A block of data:
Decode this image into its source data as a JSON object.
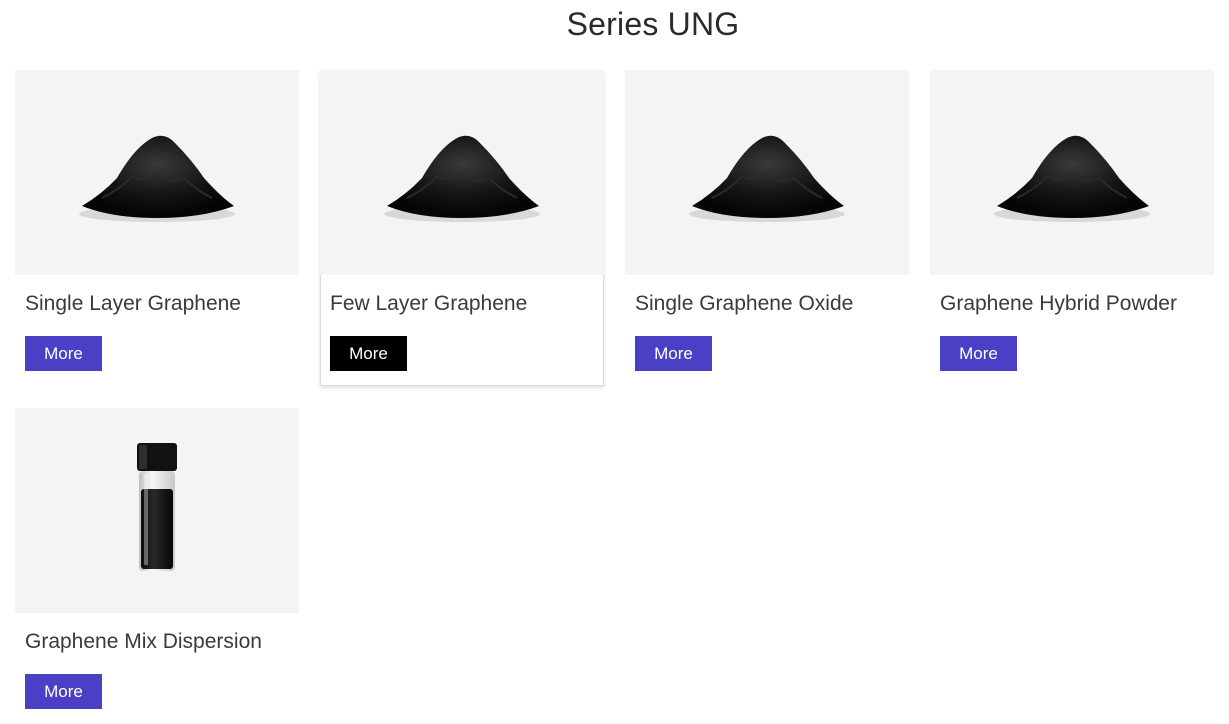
{
  "page": {
    "title": "Series UNG"
  },
  "products": [
    {
      "name": "Single Layer Graphene",
      "button": "More",
      "image": "graphene-powder-pile",
      "state": "default"
    },
    {
      "name": "Few Layer Graphene",
      "button": "More",
      "image": "graphene-powder-pile",
      "state": "hover"
    },
    {
      "name": "Single Graphene Oxide",
      "button": "More",
      "image": "graphene-powder-pile",
      "state": "default"
    },
    {
      "name": "Graphene Hybrid Powder",
      "button": "More",
      "image": "graphene-powder-pile",
      "state": "default"
    },
    {
      "name": "Graphene Mix Dispersion",
      "button": "More",
      "image": "dispersion-vial",
      "state": "default"
    }
  ],
  "colors": {
    "button": "#4a3fc5",
    "button_hover": "#000000",
    "thumb_bg": "#f4f4f4"
  }
}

■ GIVEN INSTRUCTION ■
Give the entries again word for word, but skip the pictures.

■ RESULT OF THE TASK ■
Decode this image into its source data as a JSON object.
{
  "page": {
    "title": "Series UNG"
  },
  "products": [
    {
      "name": "Single Layer Graphene",
      "button": "More",
      "image": "graphene-powder-pile",
      "state": "default"
    },
    {
      "name": "Few Layer Graphene",
      "button": "More",
      "image": "graphene-powder-pile",
      "state": "hover"
    },
    {
      "name": "Single Graphene Oxide",
      "button": "More",
      "image": "graphene-powder-pile",
      "state": "default"
    },
    {
      "name": "Graphene Hybrid Powder",
      "button": "More",
      "image": "graphene-powder-pile",
      "state": "default"
    },
    {
      "name": "Graphene Mix Dispersion",
      "button": "More",
      "image": "dispersion-vial",
      "state": "default"
    }
  ],
  "colors": {
    "button": "#4a3fc5",
    "button_hover": "#000000",
    "thumb_bg": "#f4f4f4"
  }
}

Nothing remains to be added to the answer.